* **Written problem**: Copy out all of the material exactly.

* **The input**:
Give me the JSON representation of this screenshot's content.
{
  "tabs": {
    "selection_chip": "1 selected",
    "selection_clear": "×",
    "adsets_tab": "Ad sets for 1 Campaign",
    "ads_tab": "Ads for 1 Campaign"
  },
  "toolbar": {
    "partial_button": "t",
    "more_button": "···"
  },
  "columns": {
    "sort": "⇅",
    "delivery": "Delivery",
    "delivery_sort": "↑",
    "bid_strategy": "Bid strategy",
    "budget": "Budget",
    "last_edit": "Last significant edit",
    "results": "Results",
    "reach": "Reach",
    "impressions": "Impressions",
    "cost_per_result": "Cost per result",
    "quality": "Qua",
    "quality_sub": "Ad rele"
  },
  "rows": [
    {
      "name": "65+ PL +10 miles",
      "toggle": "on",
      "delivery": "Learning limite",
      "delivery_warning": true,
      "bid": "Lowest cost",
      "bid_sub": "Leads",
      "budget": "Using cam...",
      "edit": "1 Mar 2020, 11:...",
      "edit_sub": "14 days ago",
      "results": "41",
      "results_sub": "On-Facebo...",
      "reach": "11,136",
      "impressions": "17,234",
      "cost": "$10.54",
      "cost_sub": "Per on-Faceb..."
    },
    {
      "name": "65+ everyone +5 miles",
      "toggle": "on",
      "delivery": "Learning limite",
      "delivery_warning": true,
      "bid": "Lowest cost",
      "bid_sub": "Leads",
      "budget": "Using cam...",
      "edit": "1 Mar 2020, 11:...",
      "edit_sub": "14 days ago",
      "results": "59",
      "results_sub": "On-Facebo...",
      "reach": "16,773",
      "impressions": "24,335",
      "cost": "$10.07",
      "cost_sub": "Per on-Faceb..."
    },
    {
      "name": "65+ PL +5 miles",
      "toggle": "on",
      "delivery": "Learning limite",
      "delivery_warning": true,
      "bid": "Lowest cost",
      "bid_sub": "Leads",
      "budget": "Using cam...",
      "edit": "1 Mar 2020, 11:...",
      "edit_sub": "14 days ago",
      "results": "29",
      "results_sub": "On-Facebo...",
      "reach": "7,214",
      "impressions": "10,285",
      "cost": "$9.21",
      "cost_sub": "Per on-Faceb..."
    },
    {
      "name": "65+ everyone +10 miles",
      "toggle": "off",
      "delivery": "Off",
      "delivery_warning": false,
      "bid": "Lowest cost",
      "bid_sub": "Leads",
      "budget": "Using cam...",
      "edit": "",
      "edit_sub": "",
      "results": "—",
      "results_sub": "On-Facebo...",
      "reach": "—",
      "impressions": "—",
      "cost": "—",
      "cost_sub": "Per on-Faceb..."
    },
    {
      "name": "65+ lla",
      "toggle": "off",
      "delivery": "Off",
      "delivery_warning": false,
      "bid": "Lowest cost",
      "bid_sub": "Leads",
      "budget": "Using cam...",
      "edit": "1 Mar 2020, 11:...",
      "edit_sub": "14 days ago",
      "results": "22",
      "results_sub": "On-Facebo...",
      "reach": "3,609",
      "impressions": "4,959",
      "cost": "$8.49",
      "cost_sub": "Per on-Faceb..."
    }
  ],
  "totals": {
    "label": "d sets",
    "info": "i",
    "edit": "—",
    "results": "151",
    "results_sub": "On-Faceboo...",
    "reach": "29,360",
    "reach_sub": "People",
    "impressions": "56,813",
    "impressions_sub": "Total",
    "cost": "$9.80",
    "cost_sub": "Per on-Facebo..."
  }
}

* **Response below**:
Give me the JSON representation of this screenshot's content.
{
  "tabs": {
    "selection_chip": "1 selected",
    "selection_clear": "×",
    "adsets_tab": "Ad sets for 1 Campaign",
    "ads_tab": "Ads for 1 Campaign"
  },
  "toolbar": {
    "partial_button": "t",
    "more_button": "···"
  },
  "columns": {
    "sort": "⇅",
    "delivery": "Delivery",
    "delivery_sort": "↑",
    "bid_strategy": "Bid strategy",
    "budget": "Budget",
    "last_edit": "Last significant edit",
    "results": "Results",
    "reach": "Reach",
    "impressions": "Impressions",
    "cost_per_result": "Cost per result",
    "quality": "Qua",
    "quality_sub": "Ad rele"
  },
  "rows": [
    {
      "name": "65+ PL +10 miles",
      "toggle": "on",
      "delivery": "Learning limite",
      "delivery_warning": true,
      "bid": "Lowest cost",
      "bid_sub": "Leads",
      "budget": "Using cam...",
      "edit": "1 Mar 2020, 11:...",
      "edit_sub": "14 days ago",
      "results": "41",
      "results_sub": "On-Facebo...",
      "reach": "11,136",
      "impressions": "17,234",
      "cost": "$10.54",
      "cost_sub": "Per on-Faceb..."
    },
    {
      "name": "65+ everyone +5 miles",
      "toggle": "on",
      "delivery": "Learning limite",
      "delivery_warning": true,
      "bid": "Lowest cost",
      "bid_sub": "Leads",
      "budget": "Using cam...",
      "edit": "1 Mar 2020, 11:...",
      "edit_sub": "14 days ago",
      "results": "59",
      "results_sub": "On-Facebo...",
      "reach": "16,773",
      "impressions": "24,335",
      "cost": "$10.07",
      "cost_sub": "Per on-Faceb..."
    },
    {
      "name": "65+ PL +5 miles",
      "toggle": "on",
      "delivery": "Learning limite",
      "delivery_warning": true,
      "bid": "Lowest cost",
      "bid_sub": "Leads",
      "budget": "Using cam...",
      "edit": "1 Mar 2020, 11:...",
      "edit_sub": "14 days ago",
      "results": "29",
      "results_sub": "On-Facebo...",
      "reach": "7,214",
      "impressions": "10,285",
      "cost": "$9.21",
      "cost_sub": "Per on-Faceb..."
    },
    {
      "name": "65+ everyone +10 miles",
      "toggle": "off",
      "delivery": "Off",
      "delivery_warning": false,
      "bid": "Lowest cost",
      "bid_sub": "Leads",
      "budget": "Using cam...",
      "edit": "",
      "edit_sub": "",
      "results": "—",
      "results_sub": "On-Facebo...",
      "reach": "—",
      "impressions": "—",
      "cost": "—",
      "cost_sub": "Per on-Faceb..."
    },
    {
      "name": "65+ lla",
      "toggle": "off",
      "delivery": "Off",
      "delivery_warning": false,
      "bid": "Lowest cost",
      "bid_sub": "Leads",
      "budget": "Using cam...",
      "edit": "1 Mar 2020, 11:...",
      "edit_sub": "14 days ago",
      "results": "22",
      "results_sub": "On-Facebo...",
      "reach": "3,609",
      "impressions": "4,959",
      "cost": "$8.49",
      "cost_sub": "Per on-Faceb..."
    }
  ],
  "totals": {
    "label": "d sets",
    "info": "i",
    "edit": "—",
    "results": "151",
    "results_sub": "On-Faceboo...",
    "reach": "29,360",
    "reach_sub": "People",
    "impressions": "56,813",
    "impressions_sub": "Total",
    "cost": "$9.80",
    "cost_sub": "Per on-Facebo..."
  }
}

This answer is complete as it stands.